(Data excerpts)
'''
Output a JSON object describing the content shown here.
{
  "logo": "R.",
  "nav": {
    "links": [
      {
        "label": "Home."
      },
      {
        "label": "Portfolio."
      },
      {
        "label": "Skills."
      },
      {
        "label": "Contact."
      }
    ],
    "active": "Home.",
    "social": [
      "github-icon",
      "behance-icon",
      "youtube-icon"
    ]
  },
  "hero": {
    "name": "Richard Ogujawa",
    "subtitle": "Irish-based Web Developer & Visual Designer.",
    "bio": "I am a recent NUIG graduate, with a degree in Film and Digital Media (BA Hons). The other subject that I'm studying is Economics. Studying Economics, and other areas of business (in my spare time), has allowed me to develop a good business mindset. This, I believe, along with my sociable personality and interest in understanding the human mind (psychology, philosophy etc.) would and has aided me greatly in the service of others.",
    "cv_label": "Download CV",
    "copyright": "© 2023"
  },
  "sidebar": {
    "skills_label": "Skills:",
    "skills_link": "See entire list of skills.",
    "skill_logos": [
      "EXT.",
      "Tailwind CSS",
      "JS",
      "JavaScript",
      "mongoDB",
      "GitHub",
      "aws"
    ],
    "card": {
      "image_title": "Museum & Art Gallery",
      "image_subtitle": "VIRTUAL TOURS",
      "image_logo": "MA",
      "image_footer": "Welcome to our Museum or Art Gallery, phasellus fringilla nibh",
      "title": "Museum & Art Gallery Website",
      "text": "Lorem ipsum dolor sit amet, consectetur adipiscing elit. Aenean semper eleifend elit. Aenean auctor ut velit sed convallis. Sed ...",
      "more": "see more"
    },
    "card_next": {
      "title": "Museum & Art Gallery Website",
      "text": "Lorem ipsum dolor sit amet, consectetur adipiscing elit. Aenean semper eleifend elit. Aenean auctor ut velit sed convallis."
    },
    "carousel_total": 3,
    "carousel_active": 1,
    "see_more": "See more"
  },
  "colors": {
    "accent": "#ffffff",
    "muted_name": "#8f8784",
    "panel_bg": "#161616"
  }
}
'''
◆ **Exercise aim**:
Extract the complete set of records unchanged.

◆ **Reply to the task**:
Output a JSON object describing the content shown here.
{
  "logo": "R.",
  "nav": {
    "links": [
      {
        "label": "Home."
      },
      {
        "label": "Portfolio."
      },
      {
        "label": "Skills."
      },
      {
        "label": "Contact."
      }
    ],
    "active": "Home.",
    "social": [
      "github-icon",
      "behance-icon",
      "youtube-icon"
    ]
  },
  "hero": {
    "name": "Richard Ogujawa",
    "subtitle": "Irish-based Web Developer & Visual Designer.",
    "bio": "I am a recent NUIG graduate, with a degree in Film and Digital Media (BA Hons). The other subject that I'm studying is Economics. Studying Economics, and other areas of business (in my spare time), has allowed me to develop a good business mindset. This, I believe, along with my sociable personality and interest in understanding the human mind (psychology, philosophy etc.) would and has aided me greatly in the service of others.",
    "cv_label": "Download CV",
    "copyright": "© 2023"
  },
  "sidebar": {
    "skills_label": "Skills:",
    "skills_link": "See entire list of skills.",
    "skill_logos": [
      "EXT.",
      "Tailwind CSS",
      "JS",
      "JavaScript",
      "mongoDB",
      "GitHub",
      "aws"
    ],
    "card": {
      "image_title": "Museum & Art Gallery",
      "image_subtitle": "VIRTUAL TOURS",
      "image_logo": "MA",
      "image_footer": "Welcome to our Museum or Art Gallery, phasellus fringilla nibh",
      "title": "Museum & Art Gallery Website",
      "text": "Lorem ipsum dolor sit amet, consectetur adipiscing elit. Aenean semper eleifend elit. Aenean auctor ut velit sed convallis. Sed ...",
      "more": "see more"
    },
    "card_next": {
      "title": "Museum & Art Gallery Website",
      "text": "Lorem ipsum dolor sit amet, consectetur adipiscing elit. Aenean semper eleifend elit. Aenean auctor ut velit sed convallis."
    },
    "carousel_total": 3,
    "carousel_active": 1,
    "see_more": "See more"
  },
  "colors": {
    "accent": "#ffffff",
    "muted_name": "#8f8784",
    "panel_bg": "#161616"
  }
}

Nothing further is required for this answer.